• _Challenge_:
All of the material below is to be retyped exactly.

----- Extracted entries

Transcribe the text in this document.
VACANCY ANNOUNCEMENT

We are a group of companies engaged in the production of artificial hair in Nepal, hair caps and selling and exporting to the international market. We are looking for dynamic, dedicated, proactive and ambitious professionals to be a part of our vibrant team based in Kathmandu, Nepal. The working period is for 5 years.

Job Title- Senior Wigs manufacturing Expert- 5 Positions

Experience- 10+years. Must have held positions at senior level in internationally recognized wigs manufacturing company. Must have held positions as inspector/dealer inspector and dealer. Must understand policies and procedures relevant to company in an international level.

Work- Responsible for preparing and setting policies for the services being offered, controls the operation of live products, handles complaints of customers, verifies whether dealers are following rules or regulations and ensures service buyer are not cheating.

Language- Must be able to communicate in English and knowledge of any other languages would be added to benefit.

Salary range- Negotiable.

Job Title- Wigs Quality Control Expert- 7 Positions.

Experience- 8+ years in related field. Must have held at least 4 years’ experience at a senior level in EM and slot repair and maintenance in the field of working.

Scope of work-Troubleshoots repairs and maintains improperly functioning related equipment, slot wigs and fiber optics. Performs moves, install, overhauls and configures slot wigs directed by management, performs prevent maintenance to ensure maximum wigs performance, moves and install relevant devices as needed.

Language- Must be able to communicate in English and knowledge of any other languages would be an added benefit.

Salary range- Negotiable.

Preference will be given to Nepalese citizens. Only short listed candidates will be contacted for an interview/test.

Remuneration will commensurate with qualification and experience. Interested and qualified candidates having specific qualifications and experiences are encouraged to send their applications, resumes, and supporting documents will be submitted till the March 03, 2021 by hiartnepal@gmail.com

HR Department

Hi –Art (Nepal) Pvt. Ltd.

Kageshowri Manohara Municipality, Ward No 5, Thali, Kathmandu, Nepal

----------

• _Solution to this exercise_:
Transcribe the text in this document.
VACANCY ANNOUNCEMENT

We are a group of companies engaged in the production of artificial hair in Nepal, hair caps and selling and exporting to the international market. We are looking for dynamic, dedicated, proactive and ambitious professionals to be a part of our vibrant team based in Kathmandu, Nepal. The working period is for 5 years.

Job Title- Senior Wigs manufacturing Expert- 5 Positions

Experience- 10+years. Must have held positions at senior level in internationally recognized wigs manufacturing company. Must have held positions as inspector/dealer inspector and dealer. Must understand policies and procedures relevant to company in an international level.

Work- Responsible for preparing and setting policies for the services being offered, controls the operation of live products, handles complaints of customers, verifies whether dealers are following rules or regulations and ensures service buyer are not cheating.

Language- Must be able to communicate in English and knowledge of any other languages would be added to benefit.

Salary range- Negotiable.

Job Title- Wigs Quality Control Expert- 7 Positions.

Experience- 8+ years in related field. Must have held at least 4 years’ experience at a senior level in EM and slot repair and maintenance in the field of working.

Scope of work-Troubleshoots repairs and maintains improperly functioning related equipment, slot wigs and fiber optics. Performs moves, install, overhauls and configures slot wigs directed by management, performs prevent maintenance to ensure maximum wigs performance, moves and install relevant devices as needed.

Language- Must be able to communicate in English and knowledge of any other languages would be an added benefit.

Salary range- Negotiable.

Preference will be given to Nepalese citizens. Only short listed candidates will be contacted for an interview/test.

Remuneration will commensurate with qualification and experience. Interested and qualified candidates having specific qualifications and experiences are encouraged to send their applications, resumes, and supporting documents will be submitted till the March 03, 2021 by hiartnepal@gmail.com

HR Department

Hi –Art (Nepal) Pvt. Ltd.

Kageshowri Manohara Municipality, Ward No 5, Thali, Kathmandu, Nepal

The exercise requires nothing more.